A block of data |

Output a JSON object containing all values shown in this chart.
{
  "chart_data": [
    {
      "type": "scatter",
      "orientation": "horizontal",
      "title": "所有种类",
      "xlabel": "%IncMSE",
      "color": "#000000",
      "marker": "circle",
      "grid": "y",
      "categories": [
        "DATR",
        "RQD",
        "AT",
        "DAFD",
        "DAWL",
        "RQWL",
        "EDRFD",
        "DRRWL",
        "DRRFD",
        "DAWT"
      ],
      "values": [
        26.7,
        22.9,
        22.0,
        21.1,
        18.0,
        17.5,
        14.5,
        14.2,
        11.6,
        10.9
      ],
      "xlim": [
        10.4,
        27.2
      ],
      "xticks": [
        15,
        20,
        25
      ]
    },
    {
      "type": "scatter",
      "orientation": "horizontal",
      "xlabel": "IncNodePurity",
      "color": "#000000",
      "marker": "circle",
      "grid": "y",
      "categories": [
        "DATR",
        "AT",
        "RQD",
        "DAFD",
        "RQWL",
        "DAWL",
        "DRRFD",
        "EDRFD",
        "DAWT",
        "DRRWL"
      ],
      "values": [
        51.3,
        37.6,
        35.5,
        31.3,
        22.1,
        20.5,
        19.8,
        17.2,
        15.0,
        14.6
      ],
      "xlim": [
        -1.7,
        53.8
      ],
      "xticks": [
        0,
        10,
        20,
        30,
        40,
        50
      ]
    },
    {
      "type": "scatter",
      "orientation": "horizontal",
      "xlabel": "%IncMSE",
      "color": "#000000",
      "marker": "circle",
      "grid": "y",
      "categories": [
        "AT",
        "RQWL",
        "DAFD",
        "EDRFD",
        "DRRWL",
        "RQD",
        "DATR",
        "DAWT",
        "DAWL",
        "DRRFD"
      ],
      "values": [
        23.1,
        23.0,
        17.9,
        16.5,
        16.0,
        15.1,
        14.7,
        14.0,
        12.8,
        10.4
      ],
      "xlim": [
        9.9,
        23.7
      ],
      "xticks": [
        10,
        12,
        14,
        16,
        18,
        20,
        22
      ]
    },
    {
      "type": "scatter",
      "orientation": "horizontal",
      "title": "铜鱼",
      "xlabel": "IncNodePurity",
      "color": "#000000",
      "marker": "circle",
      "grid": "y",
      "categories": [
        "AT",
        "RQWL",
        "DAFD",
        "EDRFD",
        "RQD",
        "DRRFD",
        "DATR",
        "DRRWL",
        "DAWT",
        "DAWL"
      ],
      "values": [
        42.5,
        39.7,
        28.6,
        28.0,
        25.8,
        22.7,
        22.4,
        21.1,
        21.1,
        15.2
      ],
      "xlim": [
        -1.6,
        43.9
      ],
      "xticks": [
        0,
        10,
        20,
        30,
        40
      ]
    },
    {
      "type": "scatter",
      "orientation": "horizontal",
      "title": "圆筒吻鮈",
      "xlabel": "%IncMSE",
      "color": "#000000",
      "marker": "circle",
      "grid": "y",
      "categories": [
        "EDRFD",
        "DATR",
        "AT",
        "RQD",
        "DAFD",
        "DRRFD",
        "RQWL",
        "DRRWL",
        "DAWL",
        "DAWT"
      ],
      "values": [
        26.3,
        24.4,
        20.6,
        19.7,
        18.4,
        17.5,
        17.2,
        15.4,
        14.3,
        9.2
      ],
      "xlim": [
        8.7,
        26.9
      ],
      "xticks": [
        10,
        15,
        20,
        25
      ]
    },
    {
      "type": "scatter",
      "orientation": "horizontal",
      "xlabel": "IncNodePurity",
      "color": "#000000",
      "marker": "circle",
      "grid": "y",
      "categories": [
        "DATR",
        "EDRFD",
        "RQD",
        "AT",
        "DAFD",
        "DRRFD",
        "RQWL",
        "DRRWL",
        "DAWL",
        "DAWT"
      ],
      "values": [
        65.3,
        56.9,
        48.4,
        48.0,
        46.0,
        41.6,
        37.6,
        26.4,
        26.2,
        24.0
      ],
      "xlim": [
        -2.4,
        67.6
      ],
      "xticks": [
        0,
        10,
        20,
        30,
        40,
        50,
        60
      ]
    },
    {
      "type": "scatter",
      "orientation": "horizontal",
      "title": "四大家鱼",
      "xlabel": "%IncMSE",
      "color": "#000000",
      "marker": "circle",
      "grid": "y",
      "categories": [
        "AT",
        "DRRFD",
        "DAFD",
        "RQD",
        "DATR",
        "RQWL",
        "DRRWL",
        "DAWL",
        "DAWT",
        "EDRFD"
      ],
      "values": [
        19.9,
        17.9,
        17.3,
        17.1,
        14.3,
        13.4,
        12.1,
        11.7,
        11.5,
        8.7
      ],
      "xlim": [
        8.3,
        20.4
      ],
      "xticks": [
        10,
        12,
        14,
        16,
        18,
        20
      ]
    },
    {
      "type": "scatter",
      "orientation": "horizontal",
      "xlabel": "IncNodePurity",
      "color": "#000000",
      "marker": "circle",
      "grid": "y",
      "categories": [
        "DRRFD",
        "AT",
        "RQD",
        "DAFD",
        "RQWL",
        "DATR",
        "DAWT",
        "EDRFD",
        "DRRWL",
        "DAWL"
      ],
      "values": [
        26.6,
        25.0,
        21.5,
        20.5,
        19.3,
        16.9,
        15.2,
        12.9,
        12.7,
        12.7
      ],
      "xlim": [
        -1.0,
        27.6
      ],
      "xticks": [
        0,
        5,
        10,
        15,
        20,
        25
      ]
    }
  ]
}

EXERCISE TASK | Give only the number of lines in the data that hold the string "title".

EXERCISE RESPONSE | 4